● **To be done**: Transcribe the material in full, exactly as written.

[Figure data in JSON]

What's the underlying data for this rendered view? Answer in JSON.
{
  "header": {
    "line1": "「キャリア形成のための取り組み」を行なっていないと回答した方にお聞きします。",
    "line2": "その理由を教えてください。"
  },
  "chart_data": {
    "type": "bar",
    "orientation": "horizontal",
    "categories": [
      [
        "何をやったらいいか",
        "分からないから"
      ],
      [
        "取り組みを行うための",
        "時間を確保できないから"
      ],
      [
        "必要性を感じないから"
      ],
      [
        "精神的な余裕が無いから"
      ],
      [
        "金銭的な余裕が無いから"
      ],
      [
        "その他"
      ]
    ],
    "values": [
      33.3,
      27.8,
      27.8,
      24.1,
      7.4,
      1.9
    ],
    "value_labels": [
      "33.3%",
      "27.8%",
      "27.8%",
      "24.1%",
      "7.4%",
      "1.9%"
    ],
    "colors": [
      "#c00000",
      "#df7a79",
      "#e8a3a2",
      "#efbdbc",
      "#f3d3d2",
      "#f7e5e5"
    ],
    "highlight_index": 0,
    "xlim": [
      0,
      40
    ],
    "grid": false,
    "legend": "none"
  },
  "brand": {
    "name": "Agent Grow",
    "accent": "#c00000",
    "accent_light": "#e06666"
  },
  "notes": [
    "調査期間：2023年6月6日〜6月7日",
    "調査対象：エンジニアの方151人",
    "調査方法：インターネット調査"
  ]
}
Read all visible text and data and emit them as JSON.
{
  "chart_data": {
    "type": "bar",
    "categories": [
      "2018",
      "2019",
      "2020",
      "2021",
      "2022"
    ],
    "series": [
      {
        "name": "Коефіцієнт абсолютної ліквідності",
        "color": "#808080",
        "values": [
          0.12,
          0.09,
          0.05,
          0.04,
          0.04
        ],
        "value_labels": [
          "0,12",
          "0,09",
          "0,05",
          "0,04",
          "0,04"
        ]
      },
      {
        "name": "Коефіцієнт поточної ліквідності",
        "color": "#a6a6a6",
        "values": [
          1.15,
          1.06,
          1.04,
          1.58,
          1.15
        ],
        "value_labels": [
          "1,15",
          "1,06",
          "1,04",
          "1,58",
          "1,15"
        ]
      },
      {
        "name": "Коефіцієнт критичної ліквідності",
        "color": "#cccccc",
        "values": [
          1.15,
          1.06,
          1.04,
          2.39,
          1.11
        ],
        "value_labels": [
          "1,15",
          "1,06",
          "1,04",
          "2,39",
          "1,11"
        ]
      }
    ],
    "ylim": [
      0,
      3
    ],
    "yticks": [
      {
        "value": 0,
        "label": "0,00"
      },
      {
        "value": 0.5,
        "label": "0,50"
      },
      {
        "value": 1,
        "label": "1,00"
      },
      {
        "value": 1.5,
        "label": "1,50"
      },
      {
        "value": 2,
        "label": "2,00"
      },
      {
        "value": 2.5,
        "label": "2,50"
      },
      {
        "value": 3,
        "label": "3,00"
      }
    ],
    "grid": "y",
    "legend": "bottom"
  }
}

● **Task output**:
What's the underlying data for this rendered view? Answer in JSON.
{
  "header": {
    "line1": "「キャリア形成のための取り組み」を行なっていないと回答した方にお聞きします。",
    "line2": "その理由を教えてください。"
  },
  "chart_data": {
    "type": "bar",
    "orientation": "horizontal",
    "categories": [
      [
        "何をやったらいいか",
        "分からないから"
      ],
      [
        "取り組みを行うための",
        "時間を確保できないから"
      ],
      [
        "必要性を感じないから"
      ],
      [
        "精神的な余裕が無いから"
      ],
      [
        "金銭的な余裕が無いから"
      ],
      [
        "その他"
      ]
    ],
    "values": [
      33.3,
      27.8,
      27.8,
      24.1,
      7.4,
      1.9
    ],
    "value_labels": [
      "33.3%",
      "27.8%",
      "27.8%",
      "24.1%",
      "7.4%",
      "1.9%"
    ],
    "colors": [
      "#c00000",
      "#df7a79",
      "#e8a3a2",
      "#efbdbc",
      "#f3d3d2",
      "#f7e5e5"
    ],
    "highlight_index": 0,
    "xlim": [
      0,
      40
    ],
    "grid": false,
    "legend": "none"
  },
  "brand": {
    "name": "Agent Grow",
    "accent": "#c00000",
    "accent_light": "#e06666"
  },
  "notes": [
    "調査期間：2023年6月6日〜6月7日",
    "調査対象：エンジニアの方151人",
    "調査方法：インターネット調査"
  ]
}
Read all visible text and data and emit them as JSON.
{
  "chart_data": {
    "type": "bar",
    "categories": [
      "2018",
      "2019",
      "2020",
      "2021",
      "2022"
    ],
    "series": [
      {
        "name": "Коефіцієнт абсолютної ліквідності",
        "color": "#808080",
        "values": [
          0.12,
          0.09,
          0.05,
          0.04,
          0.04
        ],
        "value_labels": [
          "0,12",
          "0,09",
          "0,05",
          "0,04",
          "0,04"
        ]
      },
      {
        "name": "Коефіцієнт поточної ліквідності",
        "color": "#a6a6a6",
        "values": [
          1.15,
          1.06,
          1.04,
          1.58,
          1.15
        ],
        "value_labels": [
          "1,15",
          "1,06",
          "1,04",
          "1,58",
          "1,15"
        ]
      },
      {
        "name": "Коефіцієнт критичної ліквідності",
        "color": "#cccccc",
        "values": [
          1.15,
          1.06,
          1.04,
          2.39,
          1.11
        ],
        "value_labels": [
          "1,15",
          "1,06",
          "1,04",
          "2,39",
          "1,11"
        ]
      }
    ],
    "ylim": [
      0,
      3
    ],
    "yticks": [
      {
        "value": 0,
        "label": "0,00"
      },
      {
        "value": 0.5,
        "label": "0,50"
      },
      {
        "value": 1,
        "label": "1,00"
      },
      {
        "value": 1.5,
        "label": "1,50"
      },
      {
        "value": 2,
        "label": "2,00"
      },
      {
        "value": 2.5,
        "label": "2,50"
      },
      {
        "value": 3,
        "label": "3,00"
      }
    ],
    "grid": "y",
    "legend": "bottom"
  }
}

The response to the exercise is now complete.